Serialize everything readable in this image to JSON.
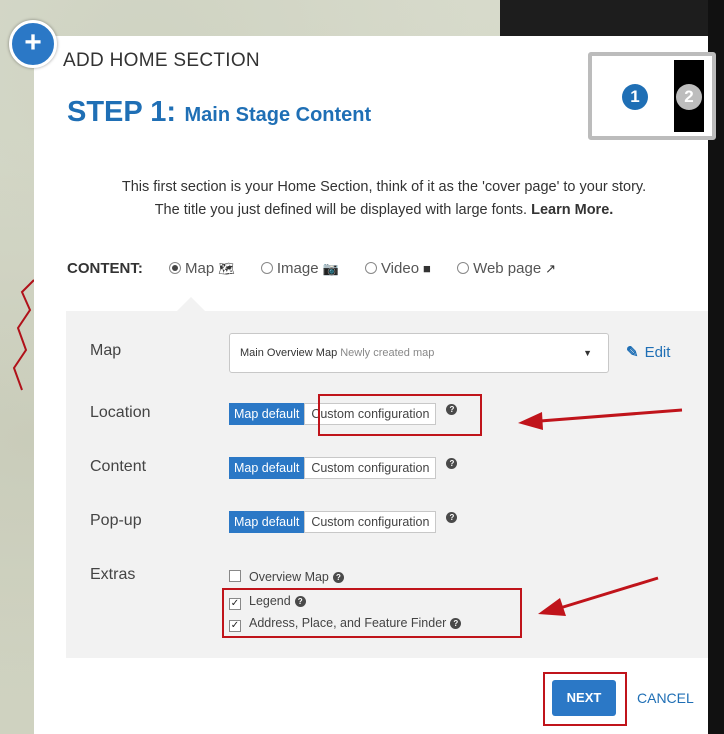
{
  "dialog": {
    "add_icon": "+",
    "title": "ADD HOME SECTION",
    "step_label": "STEP 1:",
    "step_subtitle": "Main Stage Content",
    "step_indicator": [
      "1",
      "2"
    ],
    "intro_line1": "This first section is your Home Section, think of it as the 'cover page' to your story.",
    "intro_line2": "The title you just defined will be displayed with large fonts.",
    "learn_more": "Learn More."
  },
  "content": {
    "label": "CONTENT:",
    "options": [
      {
        "label": "Map",
        "icon": "map-icon",
        "glyph": "🗺",
        "selected": true
      },
      {
        "label": "Image",
        "icon": "camera-icon",
        "glyph": "📷",
        "selected": false
      },
      {
        "label": "Video",
        "icon": "video-icon",
        "glyph": "■",
        "selected": false
      },
      {
        "label": "Web page",
        "icon": "external-link-icon",
        "glyph": "↗",
        "selected": false
      }
    ]
  },
  "form": {
    "map_label": "Map",
    "map_value": "Main Overview Map",
    "map_value_sub": "Newly created map",
    "edit_label": "Edit",
    "location_label": "Location",
    "content_label": "Content",
    "popup_label": "Pop-up",
    "extras_label": "Extras",
    "map_default": "Map default",
    "custom_configuration": "Custom configuration",
    "extras": [
      {
        "label": "Overview Map",
        "checked": false
      },
      {
        "label": "Legend",
        "checked": true
      },
      {
        "label": "Address, Place, and Feature Finder",
        "checked": true
      }
    ]
  },
  "footer": {
    "next_label": "NEXT",
    "cancel_label": "CANCEL"
  },
  "colors": {
    "accent": "#2b78c6",
    "title_blue": "#1f6fb5",
    "annotation_red": "#c0141b",
    "panel_bg": "#f2f2f2"
  }
}
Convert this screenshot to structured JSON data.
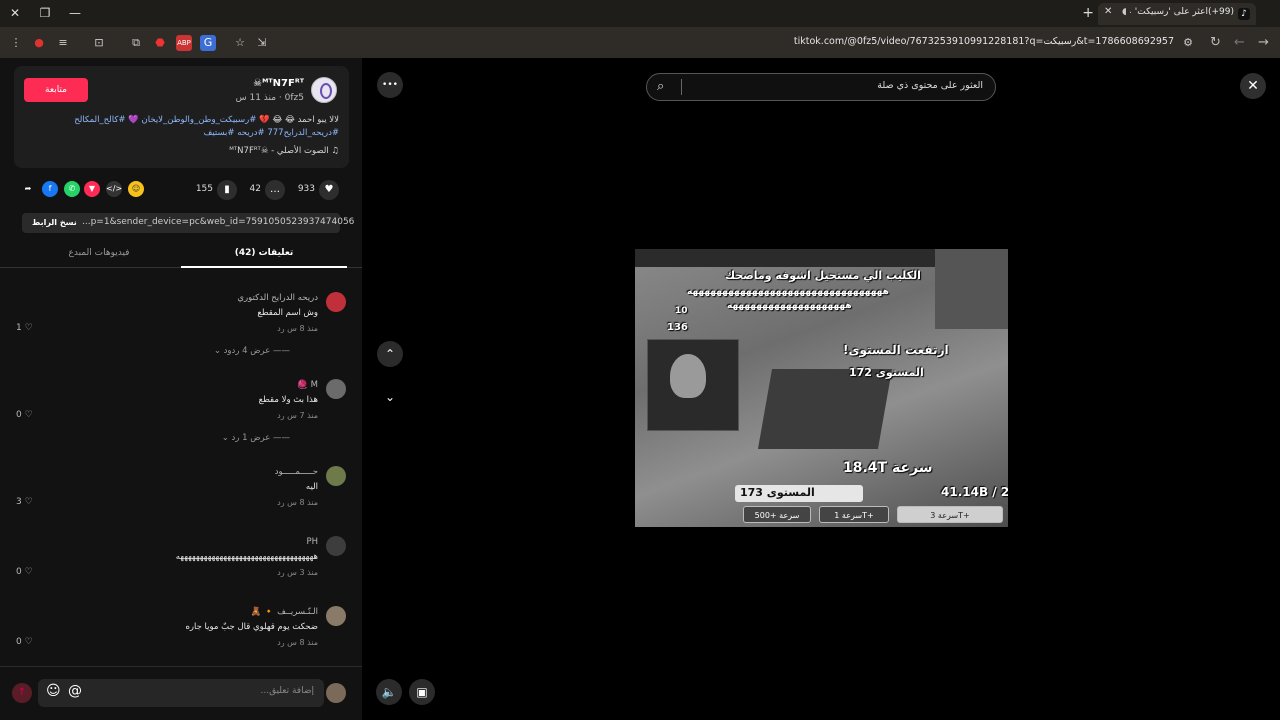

### WHAT YOU ARE ASKED TO DO:
Quote in full the listing given above; the images are to be left out.

### SOLUTION TO THIS TASK:
Serialize everything readable in this image to JSON.
{
  "dialog": {
    "add_icon": "+",
    "title": "ADD HOME SECTION",
    "step_label": "STEP 1:",
    "step_subtitle": "Main Stage Content",
    "step_indicator": [
      "1",
      "2"
    ],
    "intro_line1": "This first section is your Home Section, think of it as the 'cover page' to your story.",
    "intro_line2": "The title you just defined will be displayed with large fonts.",
    "learn_more": "Learn More."
  },
  "content": {
    "label": "CONTENT:",
    "options": [
      {
        "label": "Map",
        "icon": "map-icon",
        "glyph": "🗺",
        "selected": true
      },
      {
        "label": "Image",
        "icon": "camera-icon",
        "glyph": "📷",
        "selected": false
      },
      {
        "label": "Video",
        "icon": "video-icon",
        "glyph": "■",
        "selected": false
      },
      {
        "label": "Web page",
        "icon": "external-link-icon",
        "glyph": "↗",
        "selected": false
      }
    ]
  },
  "form": {
    "map_label": "Map",
    "map_value": "Main Overview Map",
    "map_value_sub": "Newly created map",
    "edit_label": "Edit",
    "location_label": "Location",
    "content_label": "Content",
    "popup_label": "Pop-up",
    "extras_label": "Extras",
    "map_default": "Map default",
    "custom_configuration": "Custom configuration",
    "extras": [
      {
        "label": "Overview Map",
        "checked": false
      },
      {
        "label": "Legend",
        "checked": true
      },
      {
        "label": "Address, Place, and Feature Finder",
        "checked": true
      }
    ]
  },
  "footer": {
    "next_label": "NEXT",
    "cancel_label": "CANCEL"
  },
  "colors": {
    "accent": "#2b78c6",
    "title_blue": "#1f6fb5",
    "annotation_red": "#c0141b",
    "panel_bg": "#f2f2f2"
  }
}
Convert this screenshot to structured JSON data.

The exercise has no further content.